### PROBLEM DESCRIPTION
Each line below is to be written out in full, exactly as shown.

- - - - - - -

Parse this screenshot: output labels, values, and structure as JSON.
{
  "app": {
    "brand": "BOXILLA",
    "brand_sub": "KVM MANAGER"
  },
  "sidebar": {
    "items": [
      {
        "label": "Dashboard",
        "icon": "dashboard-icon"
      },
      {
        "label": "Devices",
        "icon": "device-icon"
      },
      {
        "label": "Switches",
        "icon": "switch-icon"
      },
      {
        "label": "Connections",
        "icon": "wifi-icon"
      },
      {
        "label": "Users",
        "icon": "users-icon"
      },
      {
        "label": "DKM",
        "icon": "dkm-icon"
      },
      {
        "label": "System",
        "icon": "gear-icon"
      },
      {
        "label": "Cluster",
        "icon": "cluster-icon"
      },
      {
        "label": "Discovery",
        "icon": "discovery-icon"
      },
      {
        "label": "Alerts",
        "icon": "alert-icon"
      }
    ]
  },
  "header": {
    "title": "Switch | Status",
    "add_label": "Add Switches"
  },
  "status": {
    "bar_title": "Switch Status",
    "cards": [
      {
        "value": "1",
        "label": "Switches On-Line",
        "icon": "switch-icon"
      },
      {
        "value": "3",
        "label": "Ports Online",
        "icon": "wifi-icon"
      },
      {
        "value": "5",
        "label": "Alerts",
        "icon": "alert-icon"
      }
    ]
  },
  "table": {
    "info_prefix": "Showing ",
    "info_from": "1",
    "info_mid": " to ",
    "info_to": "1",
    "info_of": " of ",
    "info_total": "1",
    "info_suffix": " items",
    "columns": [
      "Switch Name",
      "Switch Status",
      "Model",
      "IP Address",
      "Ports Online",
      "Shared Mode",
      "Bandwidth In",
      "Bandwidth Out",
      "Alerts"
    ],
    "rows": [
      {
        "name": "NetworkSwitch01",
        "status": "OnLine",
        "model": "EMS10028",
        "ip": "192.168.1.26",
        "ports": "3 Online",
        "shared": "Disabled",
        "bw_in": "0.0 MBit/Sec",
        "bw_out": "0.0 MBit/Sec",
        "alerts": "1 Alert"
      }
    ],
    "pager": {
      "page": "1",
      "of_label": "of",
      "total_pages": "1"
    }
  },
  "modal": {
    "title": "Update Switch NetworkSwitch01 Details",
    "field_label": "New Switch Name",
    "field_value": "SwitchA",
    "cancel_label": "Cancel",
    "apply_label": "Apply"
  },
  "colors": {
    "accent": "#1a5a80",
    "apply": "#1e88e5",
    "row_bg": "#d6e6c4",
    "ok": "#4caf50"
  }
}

- - - - - - -

### IN RESPONSE
Parse this screenshot: output labels, values, and structure as JSON.
{
  "app": {
    "brand": "BOXILLA",
    "brand_sub": "KVM MANAGER"
  },
  "sidebar": {
    "items": [
      {
        "label": "Dashboard",
        "icon": "dashboard-icon"
      },
      {
        "label": "Devices",
        "icon": "device-icon"
      },
      {
        "label": "Switches",
        "icon": "switch-icon"
      },
      {
        "label": "Connections",
        "icon": "wifi-icon"
      },
      {
        "label": "Users",
        "icon": "users-icon"
      },
      {
        "label": "DKM",
        "icon": "dkm-icon"
      },
      {
        "label": "System",
        "icon": "gear-icon"
      },
      {
        "label": "Cluster",
        "icon": "cluster-icon"
      },
      {
        "label": "Discovery",
        "icon": "discovery-icon"
      },
      {
        "label": "Alerts",
        "icon": "alert-icon"
      }
    ]
  },
  "header": {
    "title": "Switch | Status",
    "add_label": "Add Switches"
  },
  "status": {
    "bar_title": "Switch Status",
    "cards": [
      {
        "value": "1",
        "label": "Switches On-Line",
        "icon": "switch-icon"
      },
      {
        "value": "3",
        "label": "Ports Online",
        "icon": "wifi-icon"
      },
      {
        "value": "5",
        "label": "Alerts",
        "icon": "alert-icon"
      }
    ]
  },
  "table": {
    "info_prefix": "Showing ",
    "info_from": "1",
    "info_mid": " to ",
    "info_to": "1",
    "info_of": " of ",
    "info_total": "1",
    "info_suffix": " items",
    "columns": [
      "Switch Name",
      "Switch Status",
      "Model",
      "IP Address",
      "Ports Online",
      "Shared Mode",
      "Bandwidth In",
      "Bandwidth Out",
      "Alerts"
    ],
    "rows": [
      {
        "name": "NetworkSwitch01",
        "status": "OnLine",
        "model": "EMS10028",
        "ip": "192.168.1.26",
        "ports": "3 Online",
        "shared": "Disabled",
        "bw_in": "0.0 MBit/Sec",
        "bw_out": "0.0 MBit/Sec",
        "alerts": "1 Alert"
      }
    ],
    "pager": {
      "page": "1",
      "of_label": "of",
      "total_pages": "1"
    }
  },
  "modal": {
    "title": "Update Switch NetworkSwitch01 Details",
    "field_label": "New Switch Name",
    "field_value": "SwitchA",
    "cancel_label": "Cancel",
    "apply_label": "Apply"
  },
  "colors": {
    "accent": "#1a5a80",
    "apply": "#1e88e5",
    "row_bg": "#d6e6c4",
    "ok": "#4caf50"
  }
}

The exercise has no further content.